→ Supplied material:
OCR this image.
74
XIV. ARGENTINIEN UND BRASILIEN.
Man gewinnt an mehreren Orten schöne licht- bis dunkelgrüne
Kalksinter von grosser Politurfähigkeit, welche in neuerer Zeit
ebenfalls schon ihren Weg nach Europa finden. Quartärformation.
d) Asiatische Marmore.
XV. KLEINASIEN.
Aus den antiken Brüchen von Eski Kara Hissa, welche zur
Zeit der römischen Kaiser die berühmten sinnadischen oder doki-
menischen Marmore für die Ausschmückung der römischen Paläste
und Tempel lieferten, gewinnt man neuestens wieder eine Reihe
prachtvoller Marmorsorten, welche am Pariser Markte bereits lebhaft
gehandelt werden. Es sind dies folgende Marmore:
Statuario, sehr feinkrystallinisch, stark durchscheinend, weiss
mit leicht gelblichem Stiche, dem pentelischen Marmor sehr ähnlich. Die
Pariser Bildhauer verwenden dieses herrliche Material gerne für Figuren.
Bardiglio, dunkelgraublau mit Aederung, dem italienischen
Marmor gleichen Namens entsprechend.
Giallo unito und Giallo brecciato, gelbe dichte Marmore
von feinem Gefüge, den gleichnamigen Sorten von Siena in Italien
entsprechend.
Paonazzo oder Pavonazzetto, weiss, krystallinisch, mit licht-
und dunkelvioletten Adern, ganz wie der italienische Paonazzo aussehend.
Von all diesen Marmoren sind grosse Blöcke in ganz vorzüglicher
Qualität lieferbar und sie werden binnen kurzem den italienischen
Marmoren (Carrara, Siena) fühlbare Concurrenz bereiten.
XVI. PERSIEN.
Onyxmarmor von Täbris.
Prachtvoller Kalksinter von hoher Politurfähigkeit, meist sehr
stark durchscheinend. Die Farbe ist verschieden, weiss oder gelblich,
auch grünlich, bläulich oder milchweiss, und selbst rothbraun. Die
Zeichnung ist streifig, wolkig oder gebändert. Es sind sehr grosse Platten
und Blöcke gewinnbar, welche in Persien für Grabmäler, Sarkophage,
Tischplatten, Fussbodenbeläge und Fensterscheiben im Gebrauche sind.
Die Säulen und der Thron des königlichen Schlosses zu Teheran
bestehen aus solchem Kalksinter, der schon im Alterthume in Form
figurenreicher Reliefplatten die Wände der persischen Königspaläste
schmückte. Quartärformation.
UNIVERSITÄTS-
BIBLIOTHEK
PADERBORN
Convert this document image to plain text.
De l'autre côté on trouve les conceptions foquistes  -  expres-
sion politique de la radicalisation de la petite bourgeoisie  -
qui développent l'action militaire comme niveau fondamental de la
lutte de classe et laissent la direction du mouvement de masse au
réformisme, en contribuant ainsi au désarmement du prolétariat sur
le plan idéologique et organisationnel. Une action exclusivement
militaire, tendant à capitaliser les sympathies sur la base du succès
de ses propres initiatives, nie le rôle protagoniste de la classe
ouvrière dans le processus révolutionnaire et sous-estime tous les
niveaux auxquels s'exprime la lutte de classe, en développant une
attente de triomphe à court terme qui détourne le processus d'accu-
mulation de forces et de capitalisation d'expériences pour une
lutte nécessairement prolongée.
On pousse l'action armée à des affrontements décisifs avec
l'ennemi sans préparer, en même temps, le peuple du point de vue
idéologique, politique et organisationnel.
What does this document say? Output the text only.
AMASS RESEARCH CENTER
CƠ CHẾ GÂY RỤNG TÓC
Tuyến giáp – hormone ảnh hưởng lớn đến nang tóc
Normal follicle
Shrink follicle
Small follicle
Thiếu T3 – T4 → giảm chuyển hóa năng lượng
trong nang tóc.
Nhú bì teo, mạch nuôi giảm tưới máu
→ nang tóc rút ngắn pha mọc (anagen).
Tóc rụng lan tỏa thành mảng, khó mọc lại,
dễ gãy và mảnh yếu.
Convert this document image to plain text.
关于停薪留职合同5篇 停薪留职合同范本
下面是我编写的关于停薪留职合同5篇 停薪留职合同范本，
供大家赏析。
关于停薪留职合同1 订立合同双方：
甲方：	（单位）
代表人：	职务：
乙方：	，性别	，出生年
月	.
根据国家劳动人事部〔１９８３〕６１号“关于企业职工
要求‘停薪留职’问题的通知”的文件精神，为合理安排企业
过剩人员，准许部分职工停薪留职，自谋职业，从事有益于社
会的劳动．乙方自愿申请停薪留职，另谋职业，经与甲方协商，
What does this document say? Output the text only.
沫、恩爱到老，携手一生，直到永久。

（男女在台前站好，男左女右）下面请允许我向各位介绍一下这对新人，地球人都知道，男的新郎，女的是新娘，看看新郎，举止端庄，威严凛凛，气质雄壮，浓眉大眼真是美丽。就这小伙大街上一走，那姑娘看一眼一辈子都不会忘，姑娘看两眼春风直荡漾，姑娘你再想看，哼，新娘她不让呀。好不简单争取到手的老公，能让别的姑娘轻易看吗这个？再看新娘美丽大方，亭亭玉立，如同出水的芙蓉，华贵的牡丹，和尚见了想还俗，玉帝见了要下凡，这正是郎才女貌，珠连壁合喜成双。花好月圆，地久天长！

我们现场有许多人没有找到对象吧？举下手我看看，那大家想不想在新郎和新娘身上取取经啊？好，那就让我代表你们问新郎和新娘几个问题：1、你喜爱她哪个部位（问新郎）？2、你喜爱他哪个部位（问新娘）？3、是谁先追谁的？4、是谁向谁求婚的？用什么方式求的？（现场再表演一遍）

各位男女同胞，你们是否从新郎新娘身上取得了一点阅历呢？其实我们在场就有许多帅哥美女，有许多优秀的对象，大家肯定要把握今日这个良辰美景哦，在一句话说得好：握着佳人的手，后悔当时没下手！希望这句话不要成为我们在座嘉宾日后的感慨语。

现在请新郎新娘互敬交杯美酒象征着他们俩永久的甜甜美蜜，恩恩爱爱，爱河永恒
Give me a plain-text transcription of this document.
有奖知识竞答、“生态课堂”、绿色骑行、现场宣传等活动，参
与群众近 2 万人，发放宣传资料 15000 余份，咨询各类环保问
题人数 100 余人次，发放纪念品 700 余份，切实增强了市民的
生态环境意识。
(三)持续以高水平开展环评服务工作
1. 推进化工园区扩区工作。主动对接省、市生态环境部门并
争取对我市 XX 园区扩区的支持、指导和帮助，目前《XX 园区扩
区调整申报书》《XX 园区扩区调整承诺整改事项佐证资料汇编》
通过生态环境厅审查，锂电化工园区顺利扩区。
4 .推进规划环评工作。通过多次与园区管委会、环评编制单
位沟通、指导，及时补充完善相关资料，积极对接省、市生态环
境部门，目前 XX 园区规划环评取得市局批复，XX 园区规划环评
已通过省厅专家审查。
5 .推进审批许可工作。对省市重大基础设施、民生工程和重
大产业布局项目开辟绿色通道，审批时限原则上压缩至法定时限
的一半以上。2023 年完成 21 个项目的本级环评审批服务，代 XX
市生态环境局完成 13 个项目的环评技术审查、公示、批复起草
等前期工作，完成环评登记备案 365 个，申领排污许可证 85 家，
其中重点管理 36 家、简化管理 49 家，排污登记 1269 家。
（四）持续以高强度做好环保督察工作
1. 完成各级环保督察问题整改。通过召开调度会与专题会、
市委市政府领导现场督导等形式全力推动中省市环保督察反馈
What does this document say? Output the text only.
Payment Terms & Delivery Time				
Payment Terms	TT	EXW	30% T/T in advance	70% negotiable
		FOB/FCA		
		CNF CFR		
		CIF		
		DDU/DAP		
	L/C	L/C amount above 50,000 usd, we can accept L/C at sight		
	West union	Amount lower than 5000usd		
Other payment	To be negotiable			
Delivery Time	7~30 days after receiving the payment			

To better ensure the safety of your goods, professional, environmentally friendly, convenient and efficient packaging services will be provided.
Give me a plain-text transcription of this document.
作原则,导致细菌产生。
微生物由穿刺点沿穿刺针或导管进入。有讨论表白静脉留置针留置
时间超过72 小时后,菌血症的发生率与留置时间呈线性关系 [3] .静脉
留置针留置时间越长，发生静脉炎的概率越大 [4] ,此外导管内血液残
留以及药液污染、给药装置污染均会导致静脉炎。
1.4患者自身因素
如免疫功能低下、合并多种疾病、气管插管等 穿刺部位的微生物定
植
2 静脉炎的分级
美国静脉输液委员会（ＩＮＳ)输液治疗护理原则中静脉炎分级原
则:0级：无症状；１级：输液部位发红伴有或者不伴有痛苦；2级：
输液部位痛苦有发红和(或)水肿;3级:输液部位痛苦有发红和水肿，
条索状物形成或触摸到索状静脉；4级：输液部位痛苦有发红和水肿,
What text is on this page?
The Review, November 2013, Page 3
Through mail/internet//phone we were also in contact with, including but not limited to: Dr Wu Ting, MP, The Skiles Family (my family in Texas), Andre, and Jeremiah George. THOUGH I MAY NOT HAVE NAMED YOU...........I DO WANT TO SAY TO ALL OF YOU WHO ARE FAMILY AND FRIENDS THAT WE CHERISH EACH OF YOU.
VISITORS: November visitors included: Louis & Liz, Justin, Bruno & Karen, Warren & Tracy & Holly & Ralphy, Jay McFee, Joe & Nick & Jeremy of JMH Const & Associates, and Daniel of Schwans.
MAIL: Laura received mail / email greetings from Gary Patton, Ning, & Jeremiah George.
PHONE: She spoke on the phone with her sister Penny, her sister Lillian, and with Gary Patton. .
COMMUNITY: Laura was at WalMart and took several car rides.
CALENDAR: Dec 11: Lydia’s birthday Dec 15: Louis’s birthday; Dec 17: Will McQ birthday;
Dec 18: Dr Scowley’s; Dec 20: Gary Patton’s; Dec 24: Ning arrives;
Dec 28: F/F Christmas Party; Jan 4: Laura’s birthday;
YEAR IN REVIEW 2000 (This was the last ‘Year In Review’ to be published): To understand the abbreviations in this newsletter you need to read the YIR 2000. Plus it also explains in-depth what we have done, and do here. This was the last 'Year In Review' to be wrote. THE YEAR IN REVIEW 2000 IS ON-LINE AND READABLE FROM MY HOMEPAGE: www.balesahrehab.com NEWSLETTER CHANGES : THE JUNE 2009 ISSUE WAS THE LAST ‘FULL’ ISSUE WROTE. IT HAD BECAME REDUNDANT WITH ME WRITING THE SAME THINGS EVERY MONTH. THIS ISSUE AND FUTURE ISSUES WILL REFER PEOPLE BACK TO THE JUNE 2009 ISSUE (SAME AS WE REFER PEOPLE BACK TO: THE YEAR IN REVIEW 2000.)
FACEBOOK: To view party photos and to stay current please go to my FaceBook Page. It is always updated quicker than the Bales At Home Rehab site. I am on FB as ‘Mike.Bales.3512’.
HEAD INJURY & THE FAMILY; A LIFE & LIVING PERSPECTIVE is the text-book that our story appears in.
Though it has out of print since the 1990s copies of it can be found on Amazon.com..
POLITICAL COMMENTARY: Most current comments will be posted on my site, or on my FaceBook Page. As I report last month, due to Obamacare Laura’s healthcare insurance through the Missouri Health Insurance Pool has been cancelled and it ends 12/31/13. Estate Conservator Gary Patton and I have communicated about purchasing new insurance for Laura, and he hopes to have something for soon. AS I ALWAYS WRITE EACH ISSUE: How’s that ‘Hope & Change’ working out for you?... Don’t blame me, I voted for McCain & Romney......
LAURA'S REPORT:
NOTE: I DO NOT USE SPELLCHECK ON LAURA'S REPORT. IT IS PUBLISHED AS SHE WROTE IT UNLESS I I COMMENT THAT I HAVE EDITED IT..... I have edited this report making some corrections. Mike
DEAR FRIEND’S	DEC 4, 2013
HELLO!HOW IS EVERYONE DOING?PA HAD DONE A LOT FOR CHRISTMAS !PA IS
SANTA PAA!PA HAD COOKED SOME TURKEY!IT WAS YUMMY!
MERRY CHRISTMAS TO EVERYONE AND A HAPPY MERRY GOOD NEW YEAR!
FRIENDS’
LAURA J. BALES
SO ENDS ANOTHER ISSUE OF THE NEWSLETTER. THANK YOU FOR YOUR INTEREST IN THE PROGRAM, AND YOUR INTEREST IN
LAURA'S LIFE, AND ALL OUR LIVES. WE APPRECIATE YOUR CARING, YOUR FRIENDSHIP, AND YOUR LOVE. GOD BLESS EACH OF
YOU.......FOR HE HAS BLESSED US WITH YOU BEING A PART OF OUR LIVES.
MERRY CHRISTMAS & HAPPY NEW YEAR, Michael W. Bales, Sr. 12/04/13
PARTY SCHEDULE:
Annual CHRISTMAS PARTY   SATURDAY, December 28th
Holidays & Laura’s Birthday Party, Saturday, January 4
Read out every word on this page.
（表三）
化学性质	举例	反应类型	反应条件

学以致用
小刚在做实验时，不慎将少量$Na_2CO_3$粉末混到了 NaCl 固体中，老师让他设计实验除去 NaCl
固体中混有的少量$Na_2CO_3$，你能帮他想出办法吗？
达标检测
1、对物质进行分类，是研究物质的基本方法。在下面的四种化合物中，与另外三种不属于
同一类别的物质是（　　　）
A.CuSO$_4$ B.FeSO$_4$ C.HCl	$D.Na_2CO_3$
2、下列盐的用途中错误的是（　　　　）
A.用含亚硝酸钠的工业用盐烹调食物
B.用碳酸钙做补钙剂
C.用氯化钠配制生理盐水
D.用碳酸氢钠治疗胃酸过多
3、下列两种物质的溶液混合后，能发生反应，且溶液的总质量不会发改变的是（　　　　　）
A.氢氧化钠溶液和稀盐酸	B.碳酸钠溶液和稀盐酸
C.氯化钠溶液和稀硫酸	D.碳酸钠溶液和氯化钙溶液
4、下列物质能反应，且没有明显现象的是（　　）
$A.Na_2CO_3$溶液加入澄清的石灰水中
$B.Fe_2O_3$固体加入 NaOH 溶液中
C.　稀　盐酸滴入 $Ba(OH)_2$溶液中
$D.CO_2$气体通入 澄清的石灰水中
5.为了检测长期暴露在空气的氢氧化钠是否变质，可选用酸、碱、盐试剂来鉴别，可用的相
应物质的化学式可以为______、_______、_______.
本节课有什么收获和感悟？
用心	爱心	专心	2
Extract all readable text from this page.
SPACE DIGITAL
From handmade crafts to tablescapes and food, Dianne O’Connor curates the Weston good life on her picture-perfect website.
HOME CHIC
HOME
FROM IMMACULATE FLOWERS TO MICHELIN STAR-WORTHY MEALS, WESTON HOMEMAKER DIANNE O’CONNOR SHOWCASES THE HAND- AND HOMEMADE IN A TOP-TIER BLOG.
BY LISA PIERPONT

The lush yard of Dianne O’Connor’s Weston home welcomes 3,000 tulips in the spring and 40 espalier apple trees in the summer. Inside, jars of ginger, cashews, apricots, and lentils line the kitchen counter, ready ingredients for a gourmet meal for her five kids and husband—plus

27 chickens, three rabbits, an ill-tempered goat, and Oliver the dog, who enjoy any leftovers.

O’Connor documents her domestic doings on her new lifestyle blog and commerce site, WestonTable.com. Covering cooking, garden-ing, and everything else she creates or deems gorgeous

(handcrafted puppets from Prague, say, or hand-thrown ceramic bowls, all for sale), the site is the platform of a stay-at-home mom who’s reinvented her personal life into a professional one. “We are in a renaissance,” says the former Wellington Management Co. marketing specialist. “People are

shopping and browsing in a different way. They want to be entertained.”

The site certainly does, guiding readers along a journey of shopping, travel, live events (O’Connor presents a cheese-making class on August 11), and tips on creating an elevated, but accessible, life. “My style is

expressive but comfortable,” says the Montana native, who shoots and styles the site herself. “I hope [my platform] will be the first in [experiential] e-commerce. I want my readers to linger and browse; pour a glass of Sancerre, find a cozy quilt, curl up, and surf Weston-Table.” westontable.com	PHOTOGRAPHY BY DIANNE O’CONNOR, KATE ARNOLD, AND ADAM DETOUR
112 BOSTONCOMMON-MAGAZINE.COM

→ Request: Among the lines of the records above, count those holding the string "sind", and report only the number.

→ Written reply: 4